* [What this task involves] Could you output each line of the data that follows exactly?

[Stored items]

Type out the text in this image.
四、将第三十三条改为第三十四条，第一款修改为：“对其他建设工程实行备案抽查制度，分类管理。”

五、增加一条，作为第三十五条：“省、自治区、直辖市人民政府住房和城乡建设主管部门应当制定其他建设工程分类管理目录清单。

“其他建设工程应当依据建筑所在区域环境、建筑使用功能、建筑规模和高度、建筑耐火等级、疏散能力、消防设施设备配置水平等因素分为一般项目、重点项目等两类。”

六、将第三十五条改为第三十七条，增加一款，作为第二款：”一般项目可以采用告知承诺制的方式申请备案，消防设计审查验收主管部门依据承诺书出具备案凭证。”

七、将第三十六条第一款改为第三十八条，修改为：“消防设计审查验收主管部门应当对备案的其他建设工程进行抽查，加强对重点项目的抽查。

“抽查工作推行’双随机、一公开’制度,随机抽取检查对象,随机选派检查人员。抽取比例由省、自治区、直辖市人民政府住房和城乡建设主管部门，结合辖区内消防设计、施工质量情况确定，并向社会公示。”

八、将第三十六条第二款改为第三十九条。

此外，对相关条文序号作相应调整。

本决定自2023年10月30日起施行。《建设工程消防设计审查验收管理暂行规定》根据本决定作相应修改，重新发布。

* [Reply to the task]
Type out the text in this image.
四、将第三十三条改为第三十四条，第一款修改为：“对其他建设工程实行备案抽查制度，分类管理。”

五、增加一条，作为第三十五条：“省、自治区、直辖市人民政府住房和城乡建设主管部门应当制定其他建设工程分类管理目录清单。

“其他建设工程应当依据建筑所在区域环境、建筑使用功能、建筑规模和高度、建筑耐火等级、疏散能力、消防设施设备配置水平等因素分为一般项目、重点项目等两类。”

六、将第三十五条改为第三十七条，增加一款，作为第二款：”一般项目可以采用告知承诺制的方式申请备案，消防设计审查验收主管部门依据承诺书出具备案凭证。”

七、将第三十六条第一款改为第三十八条，修改为：“消防设计审查验收主管部门应当对备案的其他建设工程进行抽查，加强对重点项目的抽查。

“抽查工作推行’双随机、一公开’制度,随机抽取检查对象,随机选派检查人员。抽取比例由省、自治区、直辖市人民政府住房和城乡建设主管部门，结合辖区内消防设计、施工质量情况确定，并向社会公示。”

八、将第三十六条第二款改为第三十九条。

此外，对相关条文序号作相应调整。

本决定自2023年10月30日起施行。《建设工程消防设计审查验收管理暂行规定》根据本决定作相应修改，重新发布。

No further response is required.